Excerpt from a dataset:
** begin **

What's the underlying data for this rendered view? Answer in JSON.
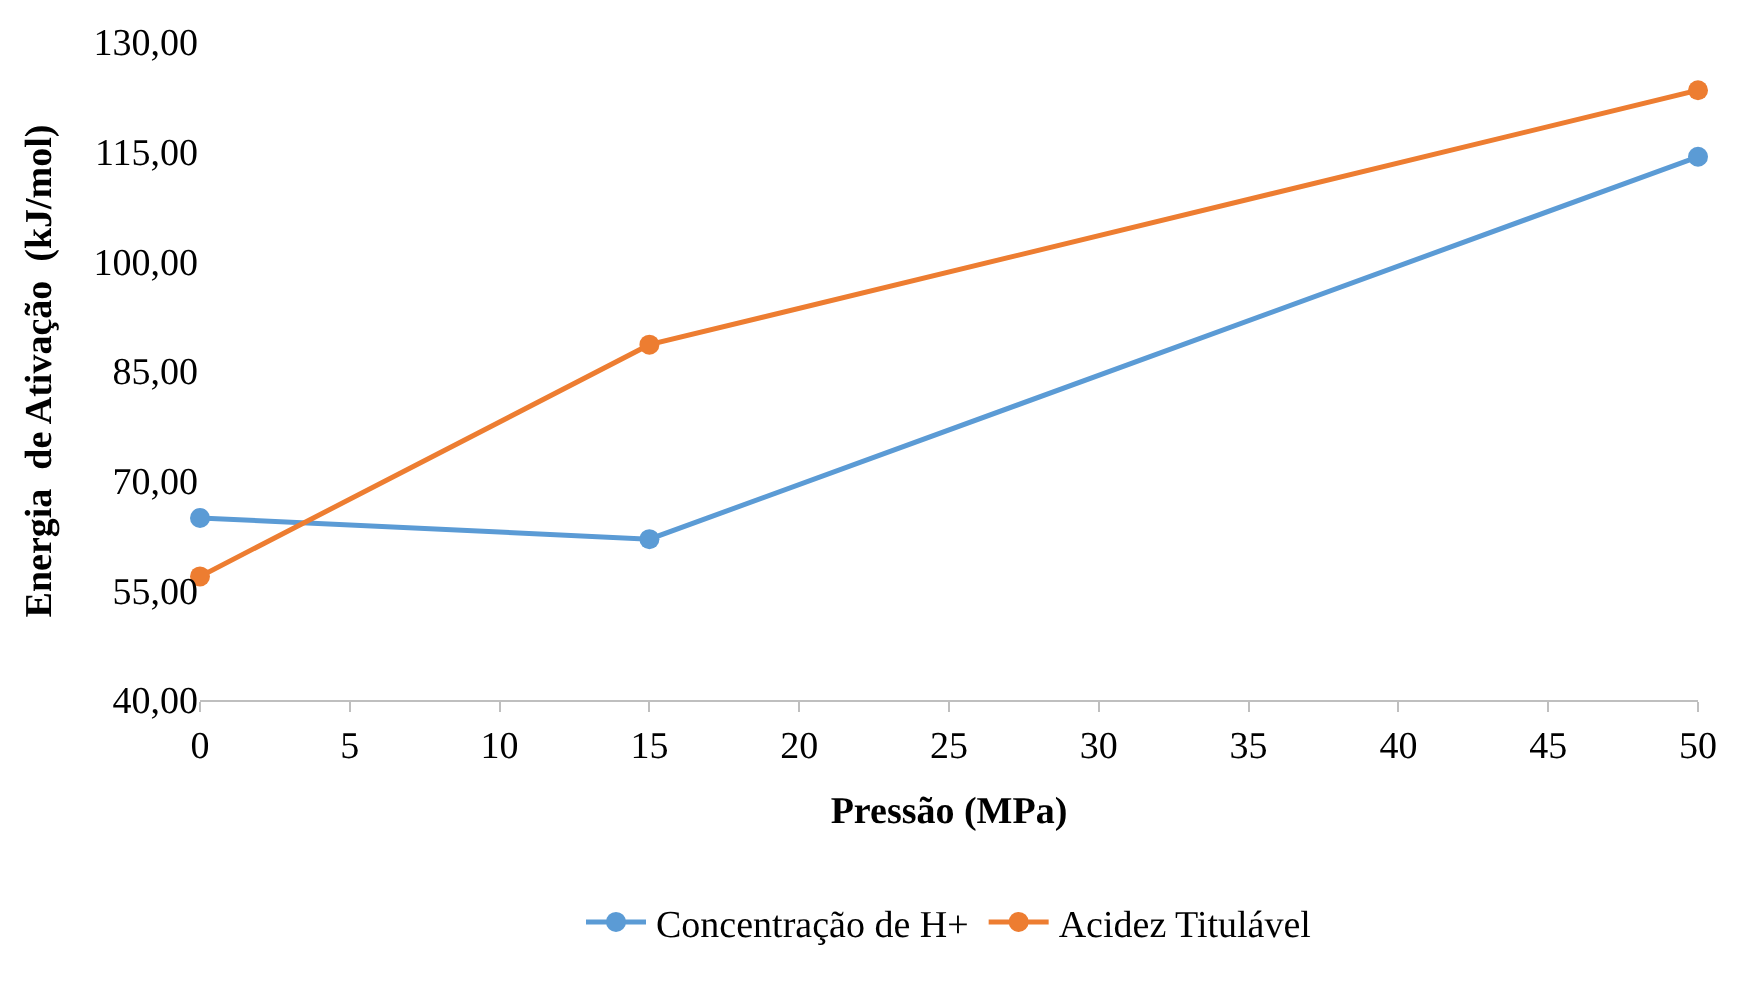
{
  "chart_data": {
    "type": "line",
    "xlabel": "Pressão (MPa)",
    "ylabel": "Energia  de Ativação  (kJ/mol)",
    "x": [
      0,
      15,
      50
    ],
    "series": [
      {
        "name": "Concentração de H+",
        "color": "#5b9bd5",
        "values": [
          64.9,
          62.0,
          114.3
        ]
      },
      {
        "name": "Acidez Titulável",
        "color": "#ed7d31",
        "values": [
          56.9,
          88.6,
          123.4
        ]
      }
    ],
    "xlim": [
      0,
      50
    ],
    "xticks": [
      0,
      5,
      10,
      15,
      20,
      25,
      30,
      35,
      40,
      45,
      50
    ],
    "ylim": [
      40,
      130
    ],
    "yticks": [
      {
        "value": 40,
        "label": "40,00"
      },
      {
        "value": 55,
        "label": "55,00"
      },
      {
        "value": 70,
        "label": "70,00"
      },
      {
        "value": 85,
        "label": "85,00"
      },
      {
        "value": 100,
        "label": "100,00"
      },
      {
        "value": 115,
        "label": "115,00"
      },
      {
        "value": 130,
        "label": "130,00"
      }
    ],
    "legend": "bottom",
    "marker": "circle",
    "line_style": "solid"
  }
}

** end **

WHAT TO PRODUCE:
Your answer should be a single number: the count of lines in the data that include the word "name".

RESULT FOR THIS TASK:
2